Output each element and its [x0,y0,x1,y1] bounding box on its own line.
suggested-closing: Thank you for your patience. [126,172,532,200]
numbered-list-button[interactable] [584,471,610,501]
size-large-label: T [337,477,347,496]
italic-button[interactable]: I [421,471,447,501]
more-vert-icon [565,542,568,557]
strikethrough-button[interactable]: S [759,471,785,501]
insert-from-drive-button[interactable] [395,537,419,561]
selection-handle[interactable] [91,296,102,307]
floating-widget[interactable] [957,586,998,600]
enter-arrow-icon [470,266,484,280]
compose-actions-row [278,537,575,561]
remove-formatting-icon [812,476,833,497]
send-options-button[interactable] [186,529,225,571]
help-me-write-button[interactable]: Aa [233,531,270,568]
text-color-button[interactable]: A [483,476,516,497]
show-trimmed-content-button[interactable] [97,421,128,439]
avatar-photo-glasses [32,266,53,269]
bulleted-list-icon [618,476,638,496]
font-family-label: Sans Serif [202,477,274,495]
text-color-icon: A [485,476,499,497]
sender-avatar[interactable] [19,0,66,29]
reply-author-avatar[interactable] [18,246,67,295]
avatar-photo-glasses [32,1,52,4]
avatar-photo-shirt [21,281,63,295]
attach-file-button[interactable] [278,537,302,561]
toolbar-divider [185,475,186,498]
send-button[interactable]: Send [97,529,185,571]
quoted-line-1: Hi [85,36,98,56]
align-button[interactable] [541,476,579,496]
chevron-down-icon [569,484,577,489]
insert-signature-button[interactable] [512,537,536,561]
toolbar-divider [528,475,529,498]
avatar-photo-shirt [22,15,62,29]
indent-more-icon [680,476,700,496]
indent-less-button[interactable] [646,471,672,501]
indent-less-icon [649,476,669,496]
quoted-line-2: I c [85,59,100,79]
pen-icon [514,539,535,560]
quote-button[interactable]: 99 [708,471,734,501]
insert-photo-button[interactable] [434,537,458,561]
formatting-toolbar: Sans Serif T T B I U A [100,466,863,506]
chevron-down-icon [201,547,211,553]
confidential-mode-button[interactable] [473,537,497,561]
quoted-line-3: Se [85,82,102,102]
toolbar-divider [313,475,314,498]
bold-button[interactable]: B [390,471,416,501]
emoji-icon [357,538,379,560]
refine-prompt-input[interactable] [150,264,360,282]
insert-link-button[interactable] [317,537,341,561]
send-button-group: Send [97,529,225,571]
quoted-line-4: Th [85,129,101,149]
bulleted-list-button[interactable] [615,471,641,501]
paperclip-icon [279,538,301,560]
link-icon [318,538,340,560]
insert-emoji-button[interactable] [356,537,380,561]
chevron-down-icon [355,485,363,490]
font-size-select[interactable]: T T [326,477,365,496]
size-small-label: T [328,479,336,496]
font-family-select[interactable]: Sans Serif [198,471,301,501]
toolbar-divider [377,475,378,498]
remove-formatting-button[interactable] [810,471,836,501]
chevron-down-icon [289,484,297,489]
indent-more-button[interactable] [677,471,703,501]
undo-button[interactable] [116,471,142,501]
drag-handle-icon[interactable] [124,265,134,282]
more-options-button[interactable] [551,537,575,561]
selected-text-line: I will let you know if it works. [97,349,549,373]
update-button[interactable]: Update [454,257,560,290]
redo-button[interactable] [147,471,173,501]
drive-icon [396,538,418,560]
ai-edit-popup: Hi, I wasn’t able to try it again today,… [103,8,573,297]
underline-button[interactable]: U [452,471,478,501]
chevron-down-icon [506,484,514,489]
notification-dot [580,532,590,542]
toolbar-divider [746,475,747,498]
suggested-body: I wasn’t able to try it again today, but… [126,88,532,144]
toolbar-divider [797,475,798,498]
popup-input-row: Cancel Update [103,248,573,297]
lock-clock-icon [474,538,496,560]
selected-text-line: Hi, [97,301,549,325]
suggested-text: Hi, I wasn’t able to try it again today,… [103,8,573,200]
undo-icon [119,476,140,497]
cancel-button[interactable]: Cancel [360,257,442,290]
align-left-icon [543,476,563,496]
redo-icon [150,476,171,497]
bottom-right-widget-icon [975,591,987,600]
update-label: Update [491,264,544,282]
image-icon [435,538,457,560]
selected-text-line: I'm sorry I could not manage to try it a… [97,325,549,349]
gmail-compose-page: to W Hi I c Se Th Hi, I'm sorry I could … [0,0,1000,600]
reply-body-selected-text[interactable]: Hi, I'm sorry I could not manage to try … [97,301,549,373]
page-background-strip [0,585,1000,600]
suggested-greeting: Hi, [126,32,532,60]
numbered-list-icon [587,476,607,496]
*-*-*
What the exercise asks: Turn every line of the records above into a Markdown table with the columns "No." and "Line," numbering the rows in order and skipping any blank lines.

Result of this exercise:
| No. | Line |
|---|---|
| 1 | Output each element and its [x0,y0,x1,y1] bounding box on its own line. |
| 2 | suggested-closing: Thank you for your patience. [126,172,532,200] |
| 3 | numbered-list-button[interactable] [584,471,610,501] |
| 4 | size-large-label: T [337,477,347,496] |
| 5 | italic-button[interactable]: I [421,471,447,501] |
| 6 | more-vert-icon [565,542,568,557] |
| 7 | strikethrough-button[interactable]: S [759,471,785,501] |
| 8 | insert-from-drive-button[interactable] [395,537,419,561] |
| 9 | selection-handle[interactable] [91,296,102,307] |
| 10 | floating-widget[interactable] [957,586,998,600] |
| 11 | enter-arrow-icon [470,266,484,280] |
| 12 | compose-actions-row [278,537,575,561] |
| 13 | remove-formatting-icon [812,476,833,497] |
| 14 | send-options-button[interactable] [186,529,225,571] |
| 15 | help-me-write-button[interactable]: Aa [233,531,270,568] |
| 16 | text-color-button[interactable]: A [483,476,516,497] |
| 17 | show-trimmed-content-button[interactable] [97,421,128,439] |
| 18 | avatar-photo-glasses [32,266,53,269] |
| 19 | bulleted-list-icon [618,476,638,496] |
| 20 | font-family-label: Sans Serif [202,477,274,495] |
| 21 | text-color-icon: A [485,476,499,497] |
| 22 | sender-avatar[interactable] [19,0,66,29] |
| 23 | reply-author-avatar[interactable] [18,246,67,295] |
| 24 | avatar-photo-glasses [32,1,52,4] |
| 25 | avatar-photo-shirt [21,281,63,295] |
| 26 | attach-file-button[interactable] [278,537,302,561] |
| 27 | toolbar-divider [185,475,186,498] |
| 28 | send-button[interactable]: Send [97,529,185,571] |
| 29 | quoted-line-1: Hi [85,36,98,56] |
| 30 | align-button[interactable] [541,476,579,496] |
| 31 | chevron-down-icon [569,484,577,489] |
| 32 | insert-signature-button[interactable] [512,537,536,561] |
| 33 | toolbar-divider [528,475,529,498] |
| 34 | avatar-photo-shirt [22,15,62,29] |
| 35 | indent-more-icon [680,476,700,496] |
| 36 | indent-less-button[interactable] [646,471,672,501] |
| 37 | indent-less-icon [649,476,669,496] |
| 38 | quoted-line-2: I c [85,59,100,79] |
| 39 | pen-icon [514,539,535,560] |
| 40 | quote-button[interactable]: 99 [708,471,734,501] |
| 41 | insert-photo-button[interactable] [434,537,458,561] |
| 42 | formatting-toolbar: Sans Serif T T B I U A [100,466,863,506] |
| 43 | chevron-down-icon [201,547,211,553] |
| 44 | confidential-mode-button[interactable] [473,537,497,561] |
| 45 | quoted-line-3: Se [85,82,102,102] |
| 46 | toolbar-divider [313,475,314,498] |
| 47 | bold-button[interactable]: B [390,471,416,501] |
| 48 | emoji-icon [357,538,379,560] |
| 49 | refine-prompt-input[interactable] [150,264,360,282] |
| 50 | insert-link-button[interactable] [317,537,341,561] |
| 51 | send-button-group: Send [97,529,225,571] |
| 52 | quoted-line-4: Th [85,129,101,149] |
| 53 | bulleted-list-button[interactable] [615,471,641,501] |
| 54 | paperclip-icon [279,538,301,560] |
| 55 | link-icon [318,538,340,560] |
| 56 | insert-emoji-button[interactable] [356,537,380,561] |
| 57 | chevron-down-icon [355,485,363,490] |
| 58 | font-size-select[interactable]: T T [326,477,365,496] |
| 59 | size-small-label: T [328,479,336,496] |
| 60 | font-family-select[interactable]: Sans Serif [198,471,301,501] |
| 61 | toolbar-divider [377,475,378,498] |
| 62 | remove-formatting-button[interactable] [810,471,836,501] |
| 63 | chevron-down-icon [289,484,297,489] |
| 64 | indent-more-button[interactable] [677,471,703,501] |
| 65 | undo-button[interactable] [116,471,142,501] |
| 66 | drag-handle-icon[interactable] [124,265,134,282] |
| 67 | more-options-button[interactable] [551,537,575,561] |
| 68 | selected-text-line: I will let you know if it works. [97,349,549,373] |
| 69 | update-button[interactable]: Update [454,257,560,290] |
| 70 | redo-button[interactable] [147,471,173,501] |
| 71 | drive-icon [396,538,418,560] |
| 72 | ai-edit-popup: Hi, I wasn’t able to try it again today,… [103,8,573,297] |
| 73 | underline-button[interactable]: U [452,471,478,501] |
| 74 | chevron-down-icon [506,484,514,489] |
| 75 | notification-dot [580,532,590,542] |
| 76 | toolbar-divider [746,475,747,498] |
| 77 | suggested-body: I wasn’t able to try it again today, but… [126,88,532,144] |
| 78 | toolbar-divider [797,475,798,498] |
| 79 | popup-input-row: Cancel Update [103,248,573,297] |
| 80 | lock-clock-icon [474,538,496,560] |
| 81 | selected-text-line: Hi, [97,301,549,325] |
| 82 | suggested-text: Hi, I wasn’t able to try it again today,… [103,8,573,200] |
| 83 | undo-icon [119,476,140,497] |
| 84 | cancel-button[interactable]: Cancel [360,257,442,290] |
| 85 | align-left-icon [543,476,563,496] |
| 86 | redo-icon [150,476,171,497] |
| 87 | bottom-right-widget-icon [975,591,987,600] |
| 88 | update-label: Update [491,264,544,282] |
| 89 | image-icon [435,538,457,560] |
| 90 | selected-text-line: I'm sorry I could not manage to try it a… [97,325,549,349] |
| 91 | gmail-compose-page: to W Hi I c Se Th Hi, I'm sorry I could … [0,0,1000,600] |
| 92 | reply-body-selected-text[interactable]: Hi, I'm sorry I could not manage to try … [97,301,549,373] |
| 93 | page-background-strip [0,585,1000,600] |
| 94 | suggested-greeting: Hi, [126,32,532,60] |
| 95 | numbered-list-icon [587,476,607,496] |